**EXERCISE PROMPT:** An exact copy of the records is required, minus the pictures they hold.

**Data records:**
-- Begin --

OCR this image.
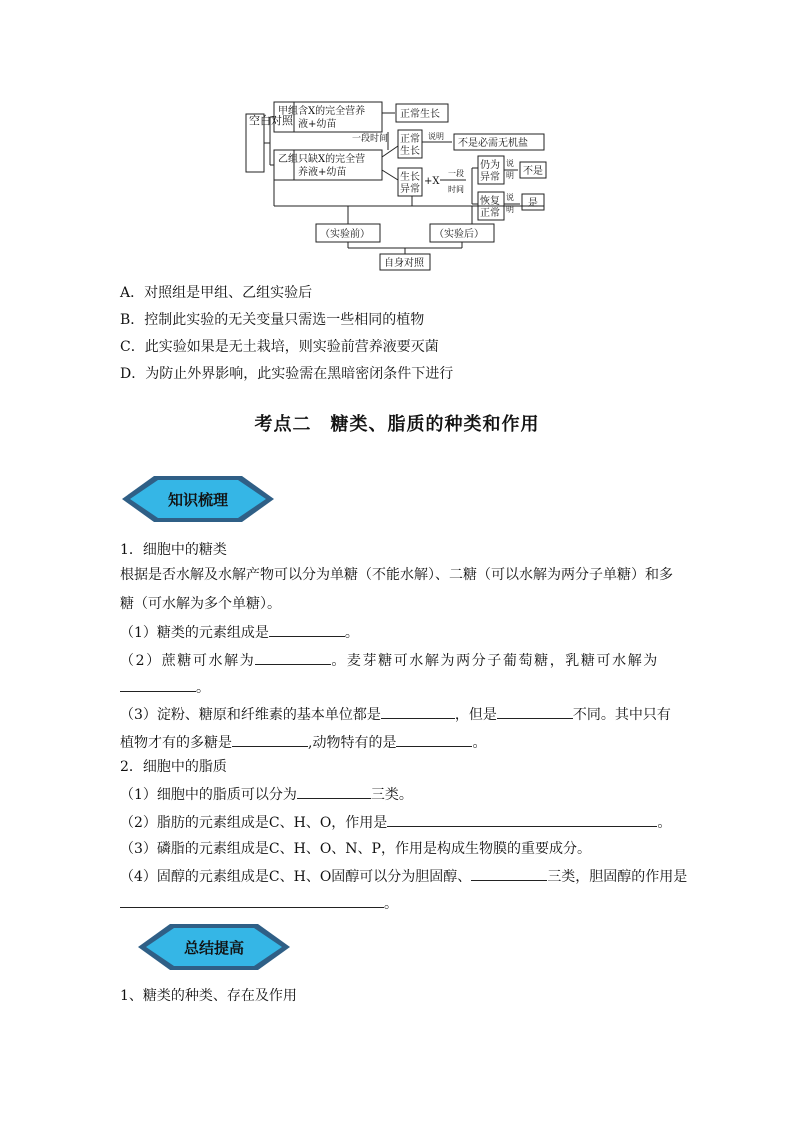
空白对照
甲组 含X的完全营养
液+幼苗
乙组 只缺X的完全营
养液+幼苗
正常生长
一段时间 正常
生长
说明
不是必需无机盐
生长
异常
+X
一段
时间
仍为
异常
恢复
正常
说
明
说
明
不是
是
（实验前）	（实验后）
自身对照
A．对照组是甲组、乙组实验后
B．控制此实验的无关变量只需选一些相同的植物
C．此实验如果是无土栽培，则实验前营养液要灭菌
D．为防止外界影响，此实验需在黑暗密闭条件下进行
考点二　糖类、脂质的种类和作用
知识梳理
1．细胞中的糖类
根据是否水解及水解产物可以分为单糖（不能水解）、二糖（可以水解为两分子单糖）和多
糖（可水解为多个单糖）。
（1）糖类的元素组成是	。
（2）蔗糖可水解为	。麦芽糖可水解为两分子葡萄糖，乳糖可水解为
。
（3）淀粉、糖原和纤维素的基本单位都是	，但是	不同。其中只有
植物才有的多糖是	,动物特有的是	。
2．细胞中的脂质
（1）细胞中的脂质可以分为	三类。
（2）脂肪的元素组成是C、H、O，作用是	。
（3）磷脂的元素组成是C、H、O、N、P，作用是构成生物膜的重要成分。
（4）固醇的元素组成是C、H、O固醇可以分为胆固醇、	三类，胆固醇的作用是
。
总结提高
1、糖类的种类、存在及作用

-- End --

**WRITTEN SOLUTION:**
OCR this image.
空白对照
甲组 含X的完全营养
液+幼苗
乙组 只缺X的完全营
养液+幼苗
正常生长
一段时间 正常
生长
说明
不是必需无机盐
生长
异常
+X
一段
时间
仍为
异常
恢复
正常
说
明
说
明
不是
是
（实验前）	（实验后）
自身对照
A．对照组是甲组、乙组实验后
B．控制此实验的无关变量只需选一些相同的植物
C．此实验如果是无土栽培，则实验前营养液要灭菌
D．为防止外界影响，此实验需在黑暗密闭条件下进行
考点二　糖类、脂质的种类和作用
知识梳理
1．细胞中的糖类
根据是否水解及水解产物可以分为单糖（不能水解）、二糖（可以水解为两分子单糖）和多
糖（可水解为多个单糖）。
（1）糖类的元素组成是	。
（2）蔗糖可水解为	。麦芽糖可水解为两分子葡萄糖，乳糖可水解为
。
（3）淀粉、糖原和纤维素的基本单位都是	，但是	不同。其中只有
植物才有的多糖是	,动物特有的是	。
2．细胞中的脂质
（1）细胞中的脂质可以分为	三类。
（2）脂肪的元素组成是C、H、O，作用是	。
（3）磷脂的元素组成是C、H、O、N、P，作用是构成生物膜的重要成分。
（4）固醇的元素组成是C、H、O固醇可以分为胆固醇、	三类，胆固醇的作用是
。
总结提高
1、糖类的种类、存在及作用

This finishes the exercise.